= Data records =
------------------------
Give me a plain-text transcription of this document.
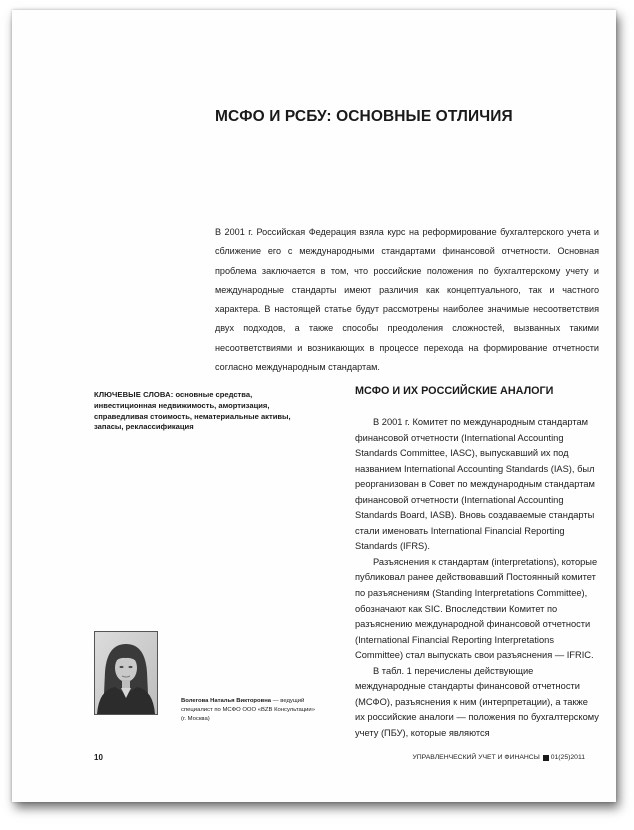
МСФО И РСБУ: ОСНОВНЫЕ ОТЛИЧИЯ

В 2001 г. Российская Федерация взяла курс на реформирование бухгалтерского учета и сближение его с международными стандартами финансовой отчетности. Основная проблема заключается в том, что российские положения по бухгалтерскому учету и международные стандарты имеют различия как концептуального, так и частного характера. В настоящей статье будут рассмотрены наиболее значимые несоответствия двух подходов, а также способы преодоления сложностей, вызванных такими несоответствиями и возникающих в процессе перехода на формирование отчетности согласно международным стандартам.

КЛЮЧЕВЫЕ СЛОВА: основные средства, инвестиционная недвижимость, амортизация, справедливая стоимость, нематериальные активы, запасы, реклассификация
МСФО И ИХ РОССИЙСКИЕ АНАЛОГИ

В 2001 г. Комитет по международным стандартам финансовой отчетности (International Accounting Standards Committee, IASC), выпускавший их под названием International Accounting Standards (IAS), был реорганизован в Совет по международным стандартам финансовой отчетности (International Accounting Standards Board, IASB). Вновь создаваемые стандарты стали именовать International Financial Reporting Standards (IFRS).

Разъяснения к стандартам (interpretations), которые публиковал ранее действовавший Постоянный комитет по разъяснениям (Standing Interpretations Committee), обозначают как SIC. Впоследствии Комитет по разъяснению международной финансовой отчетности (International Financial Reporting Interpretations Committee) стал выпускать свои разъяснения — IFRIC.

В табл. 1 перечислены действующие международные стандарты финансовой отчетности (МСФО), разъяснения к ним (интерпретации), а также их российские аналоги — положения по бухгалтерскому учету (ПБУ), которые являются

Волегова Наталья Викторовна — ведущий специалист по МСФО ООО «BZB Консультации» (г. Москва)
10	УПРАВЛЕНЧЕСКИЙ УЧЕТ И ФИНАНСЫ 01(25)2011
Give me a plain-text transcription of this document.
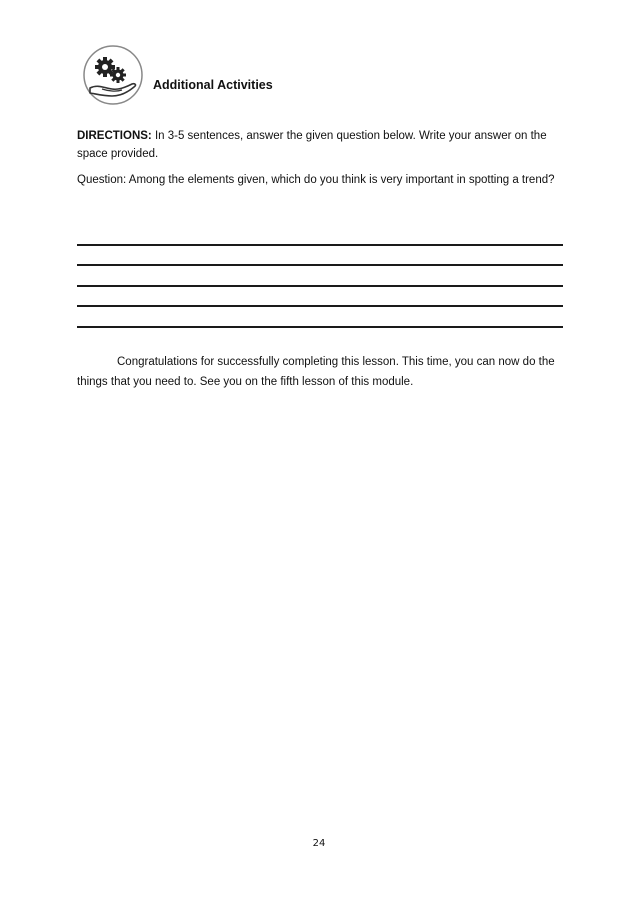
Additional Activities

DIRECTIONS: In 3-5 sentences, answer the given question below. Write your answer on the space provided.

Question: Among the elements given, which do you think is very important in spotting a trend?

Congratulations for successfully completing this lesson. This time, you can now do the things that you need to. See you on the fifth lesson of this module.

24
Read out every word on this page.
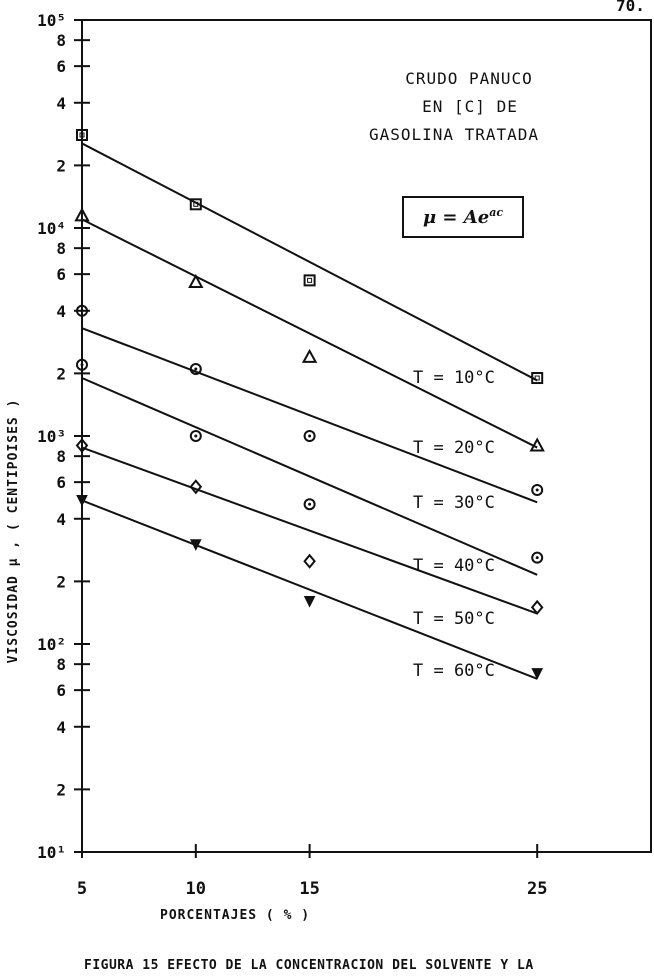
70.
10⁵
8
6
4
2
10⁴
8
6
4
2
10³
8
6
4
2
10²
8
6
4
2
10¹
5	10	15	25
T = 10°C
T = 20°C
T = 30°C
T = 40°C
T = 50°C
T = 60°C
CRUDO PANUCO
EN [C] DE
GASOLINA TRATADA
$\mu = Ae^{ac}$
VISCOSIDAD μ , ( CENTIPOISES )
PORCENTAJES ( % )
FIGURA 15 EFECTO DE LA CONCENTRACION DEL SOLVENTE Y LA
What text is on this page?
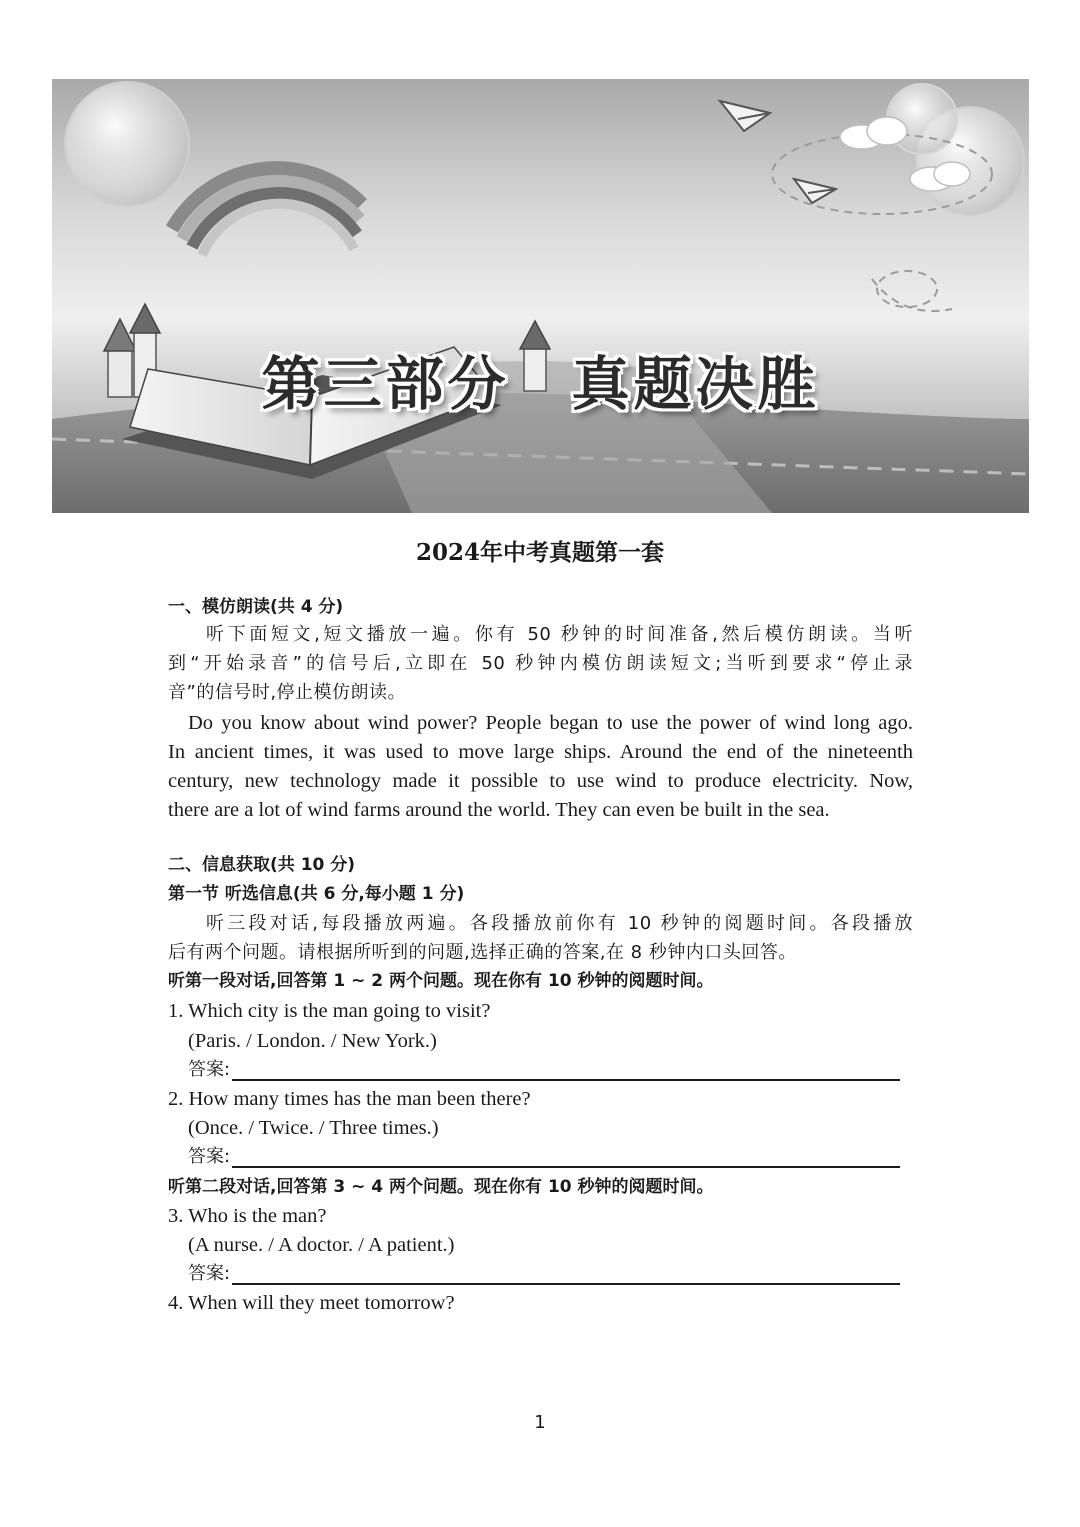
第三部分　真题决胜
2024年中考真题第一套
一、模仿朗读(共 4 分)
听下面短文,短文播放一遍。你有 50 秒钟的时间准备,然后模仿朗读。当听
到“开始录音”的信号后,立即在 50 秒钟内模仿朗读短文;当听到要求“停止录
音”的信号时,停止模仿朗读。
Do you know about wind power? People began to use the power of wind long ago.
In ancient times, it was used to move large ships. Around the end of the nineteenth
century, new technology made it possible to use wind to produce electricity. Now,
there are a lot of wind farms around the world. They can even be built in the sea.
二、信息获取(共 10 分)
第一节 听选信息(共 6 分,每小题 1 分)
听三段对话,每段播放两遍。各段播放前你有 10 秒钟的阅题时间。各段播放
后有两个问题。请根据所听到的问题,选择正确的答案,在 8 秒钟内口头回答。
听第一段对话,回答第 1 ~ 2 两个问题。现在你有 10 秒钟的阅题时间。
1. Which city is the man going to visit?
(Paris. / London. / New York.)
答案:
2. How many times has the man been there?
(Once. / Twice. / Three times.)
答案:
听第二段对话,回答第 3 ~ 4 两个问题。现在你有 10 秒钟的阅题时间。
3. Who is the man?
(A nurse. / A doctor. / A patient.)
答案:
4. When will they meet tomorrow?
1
------------------------
= Exercise aim =
Output the data above without changes, apart from leaving out the pictures.

= Finished task =
Give me a plain-text transcription of this document.
МСФО И РСБУ: ОСНОВНЫЕ ОТЛИЧИЯ

В 2001 г. Российская Федерация взяла курс на реформирование бухгалтерского учета и сближение его с международными стандартами финансовой отчетности. Основная проблема заключается в том, что российские положения по бухгалтерскому учету и международные стандарты имеют различия как концептуального, так и частного характера. В настоящей статье будут рассмотрены наиболее значимые несоответствия двух подходов, а также способы преодоления сложностей, вызванных такими несоответствиями и возникающих в процессе перехода на формирование отчетности согласно международным стандартам.

КЛЮЧЕВЫЕ СЛОВА: основные средства, инвестиционная недвижимость, амортизация, справедливая стоимость, нематериальные активы, запасы, реклассификация
МСФО И ИХ РОССИЙСКИЕ АНАЛОГИ

В 2001 г. Комитет по международным стандартам финансовой отчетности (International Accounting Standards Committee, IASC), выпускавший их под названием International Accounting Standards (IAS), был реорганизован в Совет по международным стандартам финансовой отчетности (International Accounting Standards Board, IASB). Вновь создаваемые стандарты стали именовать International Financial Reporting Standards (IFRS).

Разъяснения к стандартам (interpretations), которые публиковал ранее действовавший Постоянный комитет по разъяснениям (Standing Interpretations Committee), обозначают как SIC. Впоследствии Комитет по разъяснению международной финансовой отчетности (International Financial Reporting Interpretations Committee) стал выпускать свои разъяснения — IFRIC.

В табл. 1 перечислены действующие международные стандарты финансовой отчетности (МСФО), разъяснения к ним (интерпретации), а также их российские аналоги — положения по бухгалтерскому учету (ПБУ), которые являются

Волегова Наталья Викторовна — ведущий специалист по МСФО ООО «BZB Консультации» (г. Москва)
10	УПРАВЛЕНЧЕСКИЙ УЧЕТ И ФИНАНСЫ 01(25)2011
Give me a plain-text transcription of this document.
Additional Activities

DIRECTIONS: In 3-5 sentences, answer the given question below. Write your answer on the space provided.

Question: Among the elements given, which do you think is very important in spotting a trend?

Congratulations for successfully completing this lesson. This time, you can now do the things that you need to. See you on the fifth lesson of this module.

24
Read out every word on this page.
70.
10⁵
8
6
4
2
10⁴
8
6
4
2
10³
8
6
4
2
10²
8
6
4
2
10¹
5	10	15	25
T = 10°C
T = 20°C
T = 30°C
T = 40°C
T = 50°C
T = 60°C
CRUDO PANUCO
EN [C] DE
GASOLINA TRATADA
$\mu = Ae^{ac}$
VISCOSIDAD μ , ( CENTIPOISES )
PORCENTAJES ( % )
FIGURA 15 EFECTO DE LA CONCENTRACION DEL SOLVENTE Y LA
What text is on this page?
第三部分　真题决胜
2024年中考真题第一套
一、模仿朗读(共 4 分)
听下面短文,短文播放一遍。你有 50 秒钟的时间准备,然后模仿朗读。当听
到“开始录音”的信号后,立即在 50 秒钟内模仿朗读短文;当听到要求“停止录
音”的信号时,停止模仿朗读。
Do you know about wind power? People began to use the power of wind long ago.
In ancient times, it was used to move large ships. Around the end of the nineteenth
century, new technology made it possible to use wind to produce electricity. Now,
there are a lot of wind farms around the world. They can even be built in the sea.
二、信息获取(共 10 分)
第一节 听选信息(共 6 分,每小题 1 分)
听三段对话,每段播放两遍。各段播放前你有 10 秒钟的阅题时间。各段播放
后有两个问题。请根据所听到的问题,选择正确的答案,在 8 秒钟内口头回答。
听第一段对话,回答第 1 ~ 2 两个问题。现在你有 10 秒钟的阅题时间。
1. Which city is the man going to visit?
(Paris. / London. / New York.)
答案:
2. How many times has the man been there?
(Once. / Twice. / Three times.)
答案:
听第二段对话,回答第 3 ~ 4 两个问题。现在你有 10 秒钟的阅题时间。
3. Who is the man?
(A nurse. / A doctor. / A patient.)
答案:
4. When will they meet tomorrow?
1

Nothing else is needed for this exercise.